(Stored data entries)

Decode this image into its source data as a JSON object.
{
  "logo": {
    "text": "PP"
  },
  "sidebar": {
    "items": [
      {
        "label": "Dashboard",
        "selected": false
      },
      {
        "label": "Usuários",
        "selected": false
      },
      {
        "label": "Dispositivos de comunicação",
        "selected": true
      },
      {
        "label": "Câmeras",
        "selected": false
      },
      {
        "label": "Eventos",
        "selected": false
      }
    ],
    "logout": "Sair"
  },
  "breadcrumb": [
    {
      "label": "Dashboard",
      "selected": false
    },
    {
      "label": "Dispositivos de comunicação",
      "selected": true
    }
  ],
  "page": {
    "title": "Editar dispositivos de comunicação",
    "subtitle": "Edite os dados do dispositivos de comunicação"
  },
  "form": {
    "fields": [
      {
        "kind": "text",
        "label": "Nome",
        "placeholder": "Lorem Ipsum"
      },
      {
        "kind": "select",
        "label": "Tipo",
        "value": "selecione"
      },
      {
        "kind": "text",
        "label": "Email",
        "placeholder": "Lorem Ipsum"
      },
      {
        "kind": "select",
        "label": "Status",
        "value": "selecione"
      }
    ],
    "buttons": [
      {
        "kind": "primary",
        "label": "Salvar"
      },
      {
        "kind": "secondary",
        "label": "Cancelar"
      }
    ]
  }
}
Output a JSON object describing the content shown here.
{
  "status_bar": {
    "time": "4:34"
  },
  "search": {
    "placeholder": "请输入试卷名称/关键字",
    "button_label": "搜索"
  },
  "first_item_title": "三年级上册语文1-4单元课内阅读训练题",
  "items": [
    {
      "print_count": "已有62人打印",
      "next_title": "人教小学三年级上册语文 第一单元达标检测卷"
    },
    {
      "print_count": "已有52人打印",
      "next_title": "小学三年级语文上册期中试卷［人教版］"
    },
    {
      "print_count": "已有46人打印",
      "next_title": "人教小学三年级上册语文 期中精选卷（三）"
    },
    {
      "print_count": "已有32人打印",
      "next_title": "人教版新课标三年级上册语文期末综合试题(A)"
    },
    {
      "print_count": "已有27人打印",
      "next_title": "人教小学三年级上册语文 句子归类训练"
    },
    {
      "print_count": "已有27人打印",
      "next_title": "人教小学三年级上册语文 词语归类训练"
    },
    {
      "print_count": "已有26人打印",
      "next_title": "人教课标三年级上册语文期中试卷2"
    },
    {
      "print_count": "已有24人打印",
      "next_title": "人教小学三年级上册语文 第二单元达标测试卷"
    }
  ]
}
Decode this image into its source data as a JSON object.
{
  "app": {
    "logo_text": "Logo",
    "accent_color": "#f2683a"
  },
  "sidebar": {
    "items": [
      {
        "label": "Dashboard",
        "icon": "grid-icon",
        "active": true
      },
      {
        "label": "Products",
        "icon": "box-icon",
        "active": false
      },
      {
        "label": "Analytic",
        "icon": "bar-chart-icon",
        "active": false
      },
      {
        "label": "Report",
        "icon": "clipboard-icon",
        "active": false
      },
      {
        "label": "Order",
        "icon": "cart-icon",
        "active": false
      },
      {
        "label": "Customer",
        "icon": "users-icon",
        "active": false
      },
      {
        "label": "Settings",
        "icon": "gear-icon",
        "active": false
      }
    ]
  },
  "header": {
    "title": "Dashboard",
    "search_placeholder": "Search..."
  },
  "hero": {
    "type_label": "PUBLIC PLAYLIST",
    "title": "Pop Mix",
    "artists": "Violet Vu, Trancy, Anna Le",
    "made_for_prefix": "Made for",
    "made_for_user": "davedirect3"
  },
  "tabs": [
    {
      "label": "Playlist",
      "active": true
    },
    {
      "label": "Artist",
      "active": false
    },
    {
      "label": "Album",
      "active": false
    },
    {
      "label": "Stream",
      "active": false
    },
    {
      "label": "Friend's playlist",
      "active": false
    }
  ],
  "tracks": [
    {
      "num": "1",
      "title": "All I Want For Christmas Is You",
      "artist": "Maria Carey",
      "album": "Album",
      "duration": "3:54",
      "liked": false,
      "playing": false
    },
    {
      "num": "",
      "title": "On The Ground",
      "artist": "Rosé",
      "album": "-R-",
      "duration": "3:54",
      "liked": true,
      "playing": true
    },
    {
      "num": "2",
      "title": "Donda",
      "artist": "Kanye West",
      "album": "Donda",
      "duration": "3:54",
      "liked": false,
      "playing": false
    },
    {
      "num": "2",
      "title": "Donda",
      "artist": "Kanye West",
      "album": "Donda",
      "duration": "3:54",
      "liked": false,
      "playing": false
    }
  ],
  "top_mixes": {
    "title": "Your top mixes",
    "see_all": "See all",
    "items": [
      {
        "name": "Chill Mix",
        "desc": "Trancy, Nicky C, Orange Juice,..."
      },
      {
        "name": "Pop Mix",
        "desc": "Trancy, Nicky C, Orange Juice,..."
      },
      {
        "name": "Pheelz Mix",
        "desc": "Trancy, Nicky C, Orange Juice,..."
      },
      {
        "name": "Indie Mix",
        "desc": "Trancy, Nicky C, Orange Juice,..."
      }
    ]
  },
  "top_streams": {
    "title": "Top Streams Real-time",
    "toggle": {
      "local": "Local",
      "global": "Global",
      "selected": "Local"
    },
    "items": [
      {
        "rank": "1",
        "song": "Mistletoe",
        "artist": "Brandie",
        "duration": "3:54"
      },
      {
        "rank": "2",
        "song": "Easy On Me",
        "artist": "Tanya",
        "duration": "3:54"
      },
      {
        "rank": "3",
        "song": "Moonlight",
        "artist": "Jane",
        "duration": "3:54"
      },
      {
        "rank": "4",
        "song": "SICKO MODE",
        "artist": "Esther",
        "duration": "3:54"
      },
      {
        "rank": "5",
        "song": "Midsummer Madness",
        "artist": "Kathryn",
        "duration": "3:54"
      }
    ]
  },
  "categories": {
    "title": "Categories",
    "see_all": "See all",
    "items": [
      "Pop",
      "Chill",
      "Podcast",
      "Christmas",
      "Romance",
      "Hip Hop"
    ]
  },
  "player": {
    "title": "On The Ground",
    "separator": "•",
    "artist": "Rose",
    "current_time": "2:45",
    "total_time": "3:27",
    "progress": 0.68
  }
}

EXERCISE PROMPT
Return the whole listing exactly.

ANSWER TO THE EXERCISE
Decode this image into its source data as a JSON object.
{
  "logo": {
    "text": "PP"
  },
  "sidebar": {
    "items": [
      {
        "label": "Dashboard",
        "selected": false
      },
      {
        "label": "Usuários",
        "selected": false
      },
      {
        "label": "Dispositivos de comunicação",
        "selected": true
      },
      {
        "label": "Câmeras",
        "selected": false
      },
      {
        "label": "Eventos",
        "selected": false
      }
    ],
    "logout": "Sair"
  },
  "breadcrumb": [
    {
      "label": "Dashboard",
      "selected": false
    },
    {
      "label": "Dispositivos de comunicação",
      "selected": true
    }
  ],
  "page": {
    "title": "Editar dispositivos de comunicação",
    "subtitle": "Edite os dados do dispositivos de comunicação"
  },
  "form": {
    "fields": [
      {
        "kind": "text",
        "label": "Nome",
        "placeholder": "Lorem Ipsum"
      },
      {
        "kind": "select",
        "label": "Tipo",
        "value": "selecione"
      },
      {
        "kind": "text",
        "label": "Email",
        "placeholder": "Lorem Ipsum"
      },
      {
        "kind": "select",
        "label": "Status",
        "value": "selecione"
      }
    ],
    "buttons": [
      {
        "kind": "primary",
        "label": "Salvar"
      },
      {
        "kind": "secondary",
        "label": "Cancelar"
      }
    ]
  }
}
Output a JSON object describing the content shown here.
{
  "status_bar": {
    "time": "4:34"
  },
  "search": {
    "placeholder": "请输入试卷名称/关键字",
    "button_label": "搜索"
  },
  "first_item_title": "三年级上册语文1-4单元课内阅读训练题",
  "items": [
    {
      "print_count": "已有62人打印",
      "next_title": "人教小学三年级上册语文 第一单元达标检测卷"
    },
    {
      "print_count": "已有52人打印",
      "next_title": "小学三年级语文上册期中试卷［人教版］"
    },
    {
      "print_count": "已有46人打印",
      "next_title": "人教小学三年级上册语文 期中精选卷（三）"
    },
    {
      "print_count": "已有32人打印",
      "next_title": "人教版新课标三年级上册语文期末综合试题(A)"
    },
    {
      "print_count": "已有27人打印",
      "next_title": "人教小学三年级上册语文 句子归类训练"
    },
    {
      "print_count": "已有27人打印",
      "next_title": "人教小学三年级上册语文 词语归类训练"
    },
    {
      "print_count": "已有26人打印",
      "next_title": "人教课标三年级上册语文期中试卷2"
    },
    {
      "print_count": "已有24人打印",
      "next_title": "人教小学三年级上册语文 第二单元达标测试卷"
    }
  ]
}
Decode this image into its source data as a JSON object.
{
  "app": {
    "logo_text": "Logo",
    "accent_color": "#f2683a"
  },
  "sidebar": {
    "items": [
      {
        "label": "Dashboard",
        "icon": "grid-icon",
        "active": true
      },
      {
        "label": "Products",
        "icon": "box-icon",
        "active": false
      },
      {
        "label": "Analytic",
        "icon": "bar-chart-icon",
        "active": false
      },
      {
        "label": "Report",
        "icon": "clipboard-icon",
        "active": false
      },
      {
        "label": "Order",
        "icon": "cart-icon",
        "active": false
      },
      {
        "label": "Customer",
        "icon": "users-icon",
        "active": false
      },
      {
        "label": "Settings",
        "icon": "gear-icon",
        "active": false
      }
    ]
  },
  "header": {
    "title": "Dashboard",
    "search_placeholder": "Search..."
  },
  "hero": {
    "type_label": "PUBLIC PLAYLIST",
    "title": "Pop Mix",
    "artists": "Violet Vu, Trancy, Anna Le",
    "made_for_prefix": "Made for",
    "made_for_user": "davedirect3"
  },
  "tabs": [
    {
      "label": "Playlist",
      "active": true
    },
    {
      "label": "Artist",
      "active": false
    },
    {
      "label": "Album",
      "active": false
    },
    {
      "label": "Stream",
      "active": false
    },
    {
      "label": "Friend's playlist",
      "active": false
    }
  ],
  "tracks": [
    {
      "num": "1",
      "title": "All I Want For Christmas Is You",
      "artist": "Maria Carey",
      "album": "Album",
      "duration": "3:54",
      "liked": false,
      "playing": false
    },
    {
      "num": "",
      "title": "On The Ground",
      "artist": "Rosé",
      "album": "-R-",
      "duration": "3:54",
      "liked": true,
      "playing": true
    },
    {
      "num": "2",
      "title": "Donda",
      "artist": "Kanye West",
      "album": "Donda",
      "duration": "3:54",
      "liked": false,
      "playing": false
    },
    {
      "num": "2",
      "title": "Donda",
      "artist": "Kanye West",
      "album": "Donda",
      "duration": "3:54",
      "liked": false,
      "playing": false
    }
  ],
  "top_mixes": {
    "title": "Your top mixes",
    "see_all": "See all",
    "items": [
      {
        "name": "Chill Mix",
        "desc": "Trancy, Nicky C, Orange Juice,..."
      },
      {
        "name": "Pop Mix",
        "desc": "Trancy, Nicky C, Orange Juice,..."
      },
      {
        "name": "Pheelz Mix",
        "desc": "Trancy, Nicky C, Orange Juice,..."
      },
      {
        "name": "Indie Mix",
        "desc": "Trancy, Nicky C, Orange Juice,..."
      }
    ]
  },
  "top_streams": {
    "title": "Top Streams Real-time",
    "toggle": {
      "local": "Local",
      "global": "Global",
      "selected": "Local"
    },
    "items": [
      {
        "rank": "1",
        "song": "Mistletoe",
        "artist": "Brandie",
        "duration": "3:54"
      },
      {
        "rank": "2",
        "song": "Easy On Me",
        "artist": "Tanya",
        "duration": "3:54"
      },
      {
        "rank": "3",
        "song": "Moonlight",
        "artist": "Jane",
        "duration": "3:54"
      },
      {
        "rank": "4",
        "song": "SICKO MODE",
        "artist": "Esther",
        "duration": "3:54"
      },
      {
        "rank": "5",
        "song": "Midsummer Madness",
        "artist": "Kathryn",
        "duration": "3:54"
      }
    ]
  },
  "categories": {
    "title": "Categories",
    "see_all": "See all",
    "items": [
      "Pop",
      "Chill",
      "Podcast",
      "Christmas",
      "Romance",
      "Hip Hop"
    ]
  },
  "player": {
    "title": "On The Ground",
    "separator": "•",
    "artist": "Rose",
    "current_time": "2:45",
    "total_time": "3:27",
    "progress": 0.68
  }
}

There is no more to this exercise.